--- Begin Records to process ---

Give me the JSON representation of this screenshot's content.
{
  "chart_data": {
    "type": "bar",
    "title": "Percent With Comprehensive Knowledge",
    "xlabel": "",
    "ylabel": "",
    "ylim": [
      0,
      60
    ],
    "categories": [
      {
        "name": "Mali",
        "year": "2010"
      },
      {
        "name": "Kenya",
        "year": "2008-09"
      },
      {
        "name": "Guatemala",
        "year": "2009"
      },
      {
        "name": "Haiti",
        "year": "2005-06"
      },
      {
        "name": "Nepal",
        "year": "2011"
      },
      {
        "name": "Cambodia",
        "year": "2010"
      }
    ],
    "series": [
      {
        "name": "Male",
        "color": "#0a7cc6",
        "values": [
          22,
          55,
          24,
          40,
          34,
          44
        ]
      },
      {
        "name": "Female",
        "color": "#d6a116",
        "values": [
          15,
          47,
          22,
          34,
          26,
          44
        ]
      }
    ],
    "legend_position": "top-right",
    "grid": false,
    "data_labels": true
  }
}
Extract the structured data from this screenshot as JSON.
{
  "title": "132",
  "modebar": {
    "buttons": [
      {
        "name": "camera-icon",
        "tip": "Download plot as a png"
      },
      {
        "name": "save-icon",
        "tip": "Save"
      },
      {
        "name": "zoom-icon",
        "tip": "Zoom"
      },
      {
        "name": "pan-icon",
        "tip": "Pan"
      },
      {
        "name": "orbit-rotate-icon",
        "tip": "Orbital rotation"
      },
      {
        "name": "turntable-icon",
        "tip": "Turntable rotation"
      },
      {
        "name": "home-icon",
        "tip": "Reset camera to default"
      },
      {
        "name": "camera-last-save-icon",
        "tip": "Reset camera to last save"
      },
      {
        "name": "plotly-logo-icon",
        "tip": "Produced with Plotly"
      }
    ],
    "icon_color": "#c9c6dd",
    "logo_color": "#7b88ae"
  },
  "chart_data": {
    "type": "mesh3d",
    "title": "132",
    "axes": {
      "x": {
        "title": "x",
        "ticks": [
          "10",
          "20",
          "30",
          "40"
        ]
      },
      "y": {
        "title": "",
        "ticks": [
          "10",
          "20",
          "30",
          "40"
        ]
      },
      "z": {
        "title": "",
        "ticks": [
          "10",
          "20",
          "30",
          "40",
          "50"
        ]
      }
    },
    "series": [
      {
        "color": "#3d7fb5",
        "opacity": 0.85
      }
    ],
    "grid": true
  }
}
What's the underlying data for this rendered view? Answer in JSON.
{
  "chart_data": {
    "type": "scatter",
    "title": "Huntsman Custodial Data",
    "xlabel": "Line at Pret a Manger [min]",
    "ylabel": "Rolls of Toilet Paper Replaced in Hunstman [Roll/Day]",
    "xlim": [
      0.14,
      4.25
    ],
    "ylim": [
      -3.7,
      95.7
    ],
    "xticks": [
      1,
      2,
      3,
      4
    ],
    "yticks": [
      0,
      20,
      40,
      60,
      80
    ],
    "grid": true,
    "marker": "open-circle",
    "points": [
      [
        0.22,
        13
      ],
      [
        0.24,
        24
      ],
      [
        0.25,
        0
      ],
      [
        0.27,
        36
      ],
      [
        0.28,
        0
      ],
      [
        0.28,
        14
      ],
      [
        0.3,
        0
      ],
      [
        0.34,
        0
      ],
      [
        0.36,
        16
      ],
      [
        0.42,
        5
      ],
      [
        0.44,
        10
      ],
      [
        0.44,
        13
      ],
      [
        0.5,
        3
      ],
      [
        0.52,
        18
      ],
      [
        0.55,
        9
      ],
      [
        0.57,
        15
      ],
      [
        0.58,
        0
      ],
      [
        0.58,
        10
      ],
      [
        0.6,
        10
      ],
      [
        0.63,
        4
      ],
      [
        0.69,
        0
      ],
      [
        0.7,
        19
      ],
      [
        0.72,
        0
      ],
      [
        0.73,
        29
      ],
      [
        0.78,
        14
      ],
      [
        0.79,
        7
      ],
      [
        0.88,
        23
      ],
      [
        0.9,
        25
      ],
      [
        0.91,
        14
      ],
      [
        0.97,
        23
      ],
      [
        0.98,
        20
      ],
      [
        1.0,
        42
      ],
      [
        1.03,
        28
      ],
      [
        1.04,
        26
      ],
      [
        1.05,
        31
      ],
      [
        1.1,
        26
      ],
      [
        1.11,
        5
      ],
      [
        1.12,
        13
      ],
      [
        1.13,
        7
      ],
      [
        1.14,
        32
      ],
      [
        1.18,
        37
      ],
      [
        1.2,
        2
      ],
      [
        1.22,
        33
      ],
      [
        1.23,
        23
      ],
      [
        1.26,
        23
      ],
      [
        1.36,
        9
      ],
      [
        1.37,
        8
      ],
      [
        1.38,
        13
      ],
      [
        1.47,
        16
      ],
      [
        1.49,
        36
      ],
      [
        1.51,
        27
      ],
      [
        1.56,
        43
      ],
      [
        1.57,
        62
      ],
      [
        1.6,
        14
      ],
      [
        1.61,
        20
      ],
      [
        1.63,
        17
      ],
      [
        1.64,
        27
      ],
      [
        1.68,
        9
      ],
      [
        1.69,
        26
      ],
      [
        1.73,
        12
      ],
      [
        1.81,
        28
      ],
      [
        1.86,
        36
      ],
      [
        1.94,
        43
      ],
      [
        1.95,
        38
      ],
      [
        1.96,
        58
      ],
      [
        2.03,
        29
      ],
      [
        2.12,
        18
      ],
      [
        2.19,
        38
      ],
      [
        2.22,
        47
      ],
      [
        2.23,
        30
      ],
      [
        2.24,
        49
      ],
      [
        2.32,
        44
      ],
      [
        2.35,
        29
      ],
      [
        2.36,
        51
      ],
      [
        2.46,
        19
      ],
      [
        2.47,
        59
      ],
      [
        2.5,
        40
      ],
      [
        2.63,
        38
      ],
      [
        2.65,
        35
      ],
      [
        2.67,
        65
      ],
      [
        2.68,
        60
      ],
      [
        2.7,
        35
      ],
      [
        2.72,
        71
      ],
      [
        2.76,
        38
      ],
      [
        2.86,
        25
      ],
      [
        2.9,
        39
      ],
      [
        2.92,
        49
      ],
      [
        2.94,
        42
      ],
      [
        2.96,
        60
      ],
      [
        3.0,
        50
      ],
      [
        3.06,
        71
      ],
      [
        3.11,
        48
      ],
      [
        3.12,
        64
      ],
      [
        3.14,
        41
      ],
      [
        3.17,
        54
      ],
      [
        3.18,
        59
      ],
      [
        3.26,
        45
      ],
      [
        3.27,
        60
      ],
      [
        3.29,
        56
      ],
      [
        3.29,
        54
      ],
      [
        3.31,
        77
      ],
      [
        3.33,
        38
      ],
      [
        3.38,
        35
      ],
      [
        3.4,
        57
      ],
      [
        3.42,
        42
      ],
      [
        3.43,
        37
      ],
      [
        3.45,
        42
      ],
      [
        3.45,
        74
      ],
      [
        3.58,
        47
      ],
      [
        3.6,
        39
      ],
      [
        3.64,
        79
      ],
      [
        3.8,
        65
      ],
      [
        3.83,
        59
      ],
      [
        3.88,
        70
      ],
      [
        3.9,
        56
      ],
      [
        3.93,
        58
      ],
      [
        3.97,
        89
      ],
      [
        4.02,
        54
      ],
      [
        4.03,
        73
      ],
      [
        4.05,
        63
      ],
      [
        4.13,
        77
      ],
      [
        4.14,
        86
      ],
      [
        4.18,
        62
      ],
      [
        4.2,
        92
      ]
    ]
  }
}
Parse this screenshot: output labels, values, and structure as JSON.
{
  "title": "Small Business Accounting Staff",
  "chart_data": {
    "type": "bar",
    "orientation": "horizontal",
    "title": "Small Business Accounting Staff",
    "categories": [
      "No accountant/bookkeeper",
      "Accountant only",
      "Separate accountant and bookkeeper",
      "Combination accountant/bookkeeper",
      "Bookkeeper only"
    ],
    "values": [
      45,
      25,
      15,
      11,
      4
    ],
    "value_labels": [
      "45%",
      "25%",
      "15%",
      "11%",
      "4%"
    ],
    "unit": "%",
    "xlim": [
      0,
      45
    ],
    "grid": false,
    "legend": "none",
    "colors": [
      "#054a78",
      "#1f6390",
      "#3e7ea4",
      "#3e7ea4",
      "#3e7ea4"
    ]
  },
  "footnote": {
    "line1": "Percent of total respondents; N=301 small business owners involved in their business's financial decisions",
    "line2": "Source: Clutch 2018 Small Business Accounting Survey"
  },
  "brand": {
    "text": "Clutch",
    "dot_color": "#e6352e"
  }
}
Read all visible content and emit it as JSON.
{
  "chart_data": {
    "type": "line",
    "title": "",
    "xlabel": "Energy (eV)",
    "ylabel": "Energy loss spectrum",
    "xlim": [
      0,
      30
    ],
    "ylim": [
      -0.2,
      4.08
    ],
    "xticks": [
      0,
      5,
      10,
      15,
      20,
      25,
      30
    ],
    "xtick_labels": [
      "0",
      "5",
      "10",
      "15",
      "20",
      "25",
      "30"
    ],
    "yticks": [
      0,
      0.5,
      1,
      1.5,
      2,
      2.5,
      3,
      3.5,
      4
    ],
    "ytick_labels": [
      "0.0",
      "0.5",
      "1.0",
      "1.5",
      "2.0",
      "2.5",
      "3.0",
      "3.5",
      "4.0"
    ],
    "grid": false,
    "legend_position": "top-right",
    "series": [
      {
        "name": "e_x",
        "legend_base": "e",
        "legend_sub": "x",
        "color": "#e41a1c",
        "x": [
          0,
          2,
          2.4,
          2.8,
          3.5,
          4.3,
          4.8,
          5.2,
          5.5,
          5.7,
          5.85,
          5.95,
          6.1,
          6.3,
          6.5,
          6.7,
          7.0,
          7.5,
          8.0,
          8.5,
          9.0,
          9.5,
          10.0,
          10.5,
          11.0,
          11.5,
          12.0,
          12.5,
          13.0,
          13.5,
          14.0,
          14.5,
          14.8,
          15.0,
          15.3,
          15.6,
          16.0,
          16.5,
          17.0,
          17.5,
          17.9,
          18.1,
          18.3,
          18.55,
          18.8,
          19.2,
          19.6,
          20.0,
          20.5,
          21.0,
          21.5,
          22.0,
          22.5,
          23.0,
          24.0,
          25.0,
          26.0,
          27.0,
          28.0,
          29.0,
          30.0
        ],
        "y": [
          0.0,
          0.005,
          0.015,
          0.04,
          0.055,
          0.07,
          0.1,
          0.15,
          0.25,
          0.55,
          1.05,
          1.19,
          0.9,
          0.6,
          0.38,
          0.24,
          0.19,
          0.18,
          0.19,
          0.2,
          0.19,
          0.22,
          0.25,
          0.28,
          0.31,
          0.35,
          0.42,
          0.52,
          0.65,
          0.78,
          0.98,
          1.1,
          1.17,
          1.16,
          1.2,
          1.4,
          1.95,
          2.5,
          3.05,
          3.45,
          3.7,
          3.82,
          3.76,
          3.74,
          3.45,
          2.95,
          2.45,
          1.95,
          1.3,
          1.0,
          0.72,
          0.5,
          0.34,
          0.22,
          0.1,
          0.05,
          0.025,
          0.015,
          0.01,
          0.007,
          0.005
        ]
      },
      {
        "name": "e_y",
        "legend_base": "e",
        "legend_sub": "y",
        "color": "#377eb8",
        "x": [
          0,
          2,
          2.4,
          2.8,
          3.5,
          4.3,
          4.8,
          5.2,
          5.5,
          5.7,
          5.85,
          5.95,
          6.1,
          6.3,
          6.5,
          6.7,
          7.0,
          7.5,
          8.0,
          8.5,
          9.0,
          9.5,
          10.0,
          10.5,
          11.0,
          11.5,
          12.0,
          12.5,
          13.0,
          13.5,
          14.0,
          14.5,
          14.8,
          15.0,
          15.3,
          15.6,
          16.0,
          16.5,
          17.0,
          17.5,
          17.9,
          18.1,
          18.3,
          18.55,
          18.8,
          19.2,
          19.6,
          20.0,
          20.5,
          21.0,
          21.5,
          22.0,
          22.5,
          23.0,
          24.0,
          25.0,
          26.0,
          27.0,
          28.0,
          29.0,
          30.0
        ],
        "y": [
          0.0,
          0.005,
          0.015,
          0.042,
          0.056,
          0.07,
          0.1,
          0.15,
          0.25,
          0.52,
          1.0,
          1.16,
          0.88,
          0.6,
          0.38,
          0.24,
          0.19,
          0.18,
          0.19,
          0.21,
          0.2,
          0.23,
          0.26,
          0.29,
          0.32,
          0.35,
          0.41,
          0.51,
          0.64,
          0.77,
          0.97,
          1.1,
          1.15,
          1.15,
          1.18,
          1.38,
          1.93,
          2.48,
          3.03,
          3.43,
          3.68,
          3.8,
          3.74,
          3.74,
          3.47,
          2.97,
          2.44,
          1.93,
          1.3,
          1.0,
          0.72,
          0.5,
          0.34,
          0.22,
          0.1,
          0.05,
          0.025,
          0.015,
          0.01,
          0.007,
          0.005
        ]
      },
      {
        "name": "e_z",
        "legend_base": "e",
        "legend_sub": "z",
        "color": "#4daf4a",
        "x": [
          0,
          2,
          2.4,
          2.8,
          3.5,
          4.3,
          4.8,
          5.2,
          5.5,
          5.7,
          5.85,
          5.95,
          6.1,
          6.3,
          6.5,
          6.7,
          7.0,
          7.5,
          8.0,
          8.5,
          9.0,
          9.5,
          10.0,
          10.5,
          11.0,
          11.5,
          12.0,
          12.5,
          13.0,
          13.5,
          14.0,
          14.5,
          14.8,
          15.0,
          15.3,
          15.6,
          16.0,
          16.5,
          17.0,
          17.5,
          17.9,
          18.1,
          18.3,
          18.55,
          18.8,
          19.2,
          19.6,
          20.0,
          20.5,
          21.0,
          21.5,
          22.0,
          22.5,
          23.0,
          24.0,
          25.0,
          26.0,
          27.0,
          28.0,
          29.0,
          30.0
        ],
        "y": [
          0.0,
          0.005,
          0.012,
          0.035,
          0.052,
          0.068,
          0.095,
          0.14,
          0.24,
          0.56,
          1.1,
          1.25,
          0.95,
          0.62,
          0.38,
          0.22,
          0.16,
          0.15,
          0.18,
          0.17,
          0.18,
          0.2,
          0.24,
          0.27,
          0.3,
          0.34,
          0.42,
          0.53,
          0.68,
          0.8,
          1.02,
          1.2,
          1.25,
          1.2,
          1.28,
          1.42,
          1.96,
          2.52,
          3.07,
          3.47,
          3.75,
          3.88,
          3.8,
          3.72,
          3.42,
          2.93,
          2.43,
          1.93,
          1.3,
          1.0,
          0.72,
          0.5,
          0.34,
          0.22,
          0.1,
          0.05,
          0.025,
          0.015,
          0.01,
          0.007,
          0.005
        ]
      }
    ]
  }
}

--- End Records to process ---

[Set problem] Extract from the material all lines containing the string "last".

[Response]
        "name": "camera-last-save-icon",
        "tip": "Reset camera to last save"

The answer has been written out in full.